Task instructions:
The records below are to be repeated in full, exactly as they are.

(Dataset records)

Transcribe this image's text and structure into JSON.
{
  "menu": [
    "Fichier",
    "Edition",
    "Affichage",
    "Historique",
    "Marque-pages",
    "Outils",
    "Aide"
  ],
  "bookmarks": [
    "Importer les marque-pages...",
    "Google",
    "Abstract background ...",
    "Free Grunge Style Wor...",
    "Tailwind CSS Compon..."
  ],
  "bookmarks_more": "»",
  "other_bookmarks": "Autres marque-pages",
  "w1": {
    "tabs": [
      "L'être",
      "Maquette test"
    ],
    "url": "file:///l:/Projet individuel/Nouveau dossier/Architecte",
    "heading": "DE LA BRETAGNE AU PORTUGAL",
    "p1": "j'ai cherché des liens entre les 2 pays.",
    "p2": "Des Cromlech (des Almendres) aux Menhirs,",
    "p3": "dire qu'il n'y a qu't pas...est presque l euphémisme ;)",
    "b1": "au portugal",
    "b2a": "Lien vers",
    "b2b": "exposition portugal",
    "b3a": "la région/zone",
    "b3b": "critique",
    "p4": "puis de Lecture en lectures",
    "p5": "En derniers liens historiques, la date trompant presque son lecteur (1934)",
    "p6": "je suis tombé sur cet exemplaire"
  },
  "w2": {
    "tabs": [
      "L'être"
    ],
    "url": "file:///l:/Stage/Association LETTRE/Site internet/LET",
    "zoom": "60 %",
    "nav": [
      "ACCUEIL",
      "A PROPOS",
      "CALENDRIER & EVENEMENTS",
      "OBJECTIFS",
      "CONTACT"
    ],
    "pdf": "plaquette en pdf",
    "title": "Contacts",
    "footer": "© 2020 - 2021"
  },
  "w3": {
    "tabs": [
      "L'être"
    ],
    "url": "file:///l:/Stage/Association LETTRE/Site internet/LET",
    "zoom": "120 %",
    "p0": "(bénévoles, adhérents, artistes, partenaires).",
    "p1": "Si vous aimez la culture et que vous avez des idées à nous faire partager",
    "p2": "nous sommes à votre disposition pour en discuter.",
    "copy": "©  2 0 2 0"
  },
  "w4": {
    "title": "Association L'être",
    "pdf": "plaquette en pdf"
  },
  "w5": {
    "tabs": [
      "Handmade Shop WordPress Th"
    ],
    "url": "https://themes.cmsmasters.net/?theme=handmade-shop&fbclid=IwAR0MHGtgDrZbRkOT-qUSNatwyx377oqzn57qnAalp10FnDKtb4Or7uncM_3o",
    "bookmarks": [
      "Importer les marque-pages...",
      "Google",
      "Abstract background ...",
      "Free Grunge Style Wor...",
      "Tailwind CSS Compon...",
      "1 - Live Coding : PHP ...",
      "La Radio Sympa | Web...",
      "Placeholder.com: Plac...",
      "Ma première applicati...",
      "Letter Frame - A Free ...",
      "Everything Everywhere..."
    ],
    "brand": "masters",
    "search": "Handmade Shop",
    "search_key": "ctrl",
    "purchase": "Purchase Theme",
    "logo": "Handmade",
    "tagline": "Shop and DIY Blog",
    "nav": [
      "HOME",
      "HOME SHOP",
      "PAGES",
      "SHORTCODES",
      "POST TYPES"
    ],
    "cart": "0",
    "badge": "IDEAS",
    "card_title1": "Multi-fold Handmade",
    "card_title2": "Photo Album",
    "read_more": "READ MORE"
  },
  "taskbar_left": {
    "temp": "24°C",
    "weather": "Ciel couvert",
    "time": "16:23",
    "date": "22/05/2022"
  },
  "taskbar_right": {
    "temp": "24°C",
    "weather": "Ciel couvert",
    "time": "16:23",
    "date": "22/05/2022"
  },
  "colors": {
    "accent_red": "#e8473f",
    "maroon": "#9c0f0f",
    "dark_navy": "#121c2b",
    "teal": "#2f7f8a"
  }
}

Full response:
Transcribe this image's text and structure into JSON.
{
  "menu": [
    "Fichier",
    "Edition",
    "Affichage",
    "Historique",
    "Marque-pages",
    "Outils",
    "Aide"
  ],
  "bookmarks": [
    "Importer les marque-pages...",
    "Google",
    "Abstract background ...",
    "Free Grunge Style Wor...",
    "Tailwind CSS Compon..."
  ],
  "bookmarks_more": "»",
  "other_bookmarks": "Autres marque-pages",
  "w1": {
    "tabs": [
      "L'être",
      "Maquette test"
    ],
    "url": "file:///l:/Projet individuel/Nouveau dossier/Architecte",
    "heading": "DE LA BRETAGNE AU PORTUGAL",
    "p1": "j'ai cherché des liens entre les 2 pays.",
    "p2": "Des Cromlech (des Almendres) aux Menhirs,",
    "p3": "dire qu'il n'y a qu't pas...est presque l euphémisme ;)",
    "b1": "au portugal",
    "b2a": "Lien vers",
    "b2b": "exposition portugal",
    "b3a": "la région/zone",
    "b3b": "critique",
    "p4": "puis de Lecture en lectures",
    "p5": "En derniers liens historiques, la date trompant presque son lecteur (1934)",
    "p6": "je suis tombé sur cet exemplaire"
  },
  "w2": {
    "tabs": [
      "L'être"
    ],
    "url": "file:///l:/Stage/Association LETTRE/Site internet/LET",
    "zoom": "60 %",
    "nav": [
      "ACCUEIL",
      "A PROPOS",
      "CALENDRIER & EVENEMENTS",
      "OBJECTIFS",
      "CONTACT"
    ],
    "pdf": "plaquette en pdf",
    "title": "Contacts",
    "footer": "© 2020 - 2021"
  },
  "w3": {
    "tabs": [
      "L'être"
    ],
    "url": "file:///l:/Stage/Association LETTRE/Site internet/LET",
    "zoom": "120 %",
    "p0": "(bénévoles, adhérents, artistes, partenaires).",
    "p1": "Si vous aimez la culture et que vous avez des idées à nous faire partager",
    "p2": "nous sommes à votre disposition pour en discuter.",
    "copy": "©  2 0 2 0"
  },
  "w4": {
    "title": "Association L'être",
    "pdf": "plaquette en pdf"
  },
  "w5": {
    "tabs": [
      "Handmade Shop WordPress Th"
    ],
    "url": "https://themes.cmsmasters.net/?theme=handmade-shop&fbclid=IwAR0MHGtgDrZbRkOT-qUSNatwyx377oqzn57qnAalp10FnDKtb4Or7uncM_3o",
    "bookmarks": [
      "Importer les marque-pages...",
      "Google",
      "Abstract background ...",
      "Free Grunge Style Wor...",
      "Tailwind CSS Compon...",
      "1 - Live Coding : PHP ...",
      "La Radio Sympa | Web...",
      "Placeholder.com: Plac...",
      "Ma première applicati...",
      "Letter Frame - A Free ...",
      "Everything Everywhere..."
    ],
    "brand": "masters",
    "search": "Handmade Shop",
    "search_key": "ctrl",
    "purchase": "Purchase Theme",
    "logo": "Handmade",
    "tagline": "Shop and DIY Blog",
    "nav": [
      "HOME",
      "HOME SHOP",
      "PAGES",
      "SHORTCODES",
      "POST TYPES"
    ],
    "cart": "0",
    "badge": "IDEAS",
    "card_title1": "Multi-fold Handmade",
    "card_title2": "Photo Album",
    "read_more": "READ MORE"
  },
  "taskbar_left": {
    "temp": "24°C",
    "weather": "Ciel couvert",
    "time": "16:23",
    "date": "22/05/2022"
  },
  "taskbar_right": {
    "temp": "24°C",
    "weather": "Ciel couvert",
    "time": "16:23",
    "date": "22/05/2022"
  },
  "colors": {
    "accent_red": "#e8473f",
    "maroon": "#9c0f0f",
    "dark_navy": "#121c2b",
    "teal": "#2f7f8a"
  }
}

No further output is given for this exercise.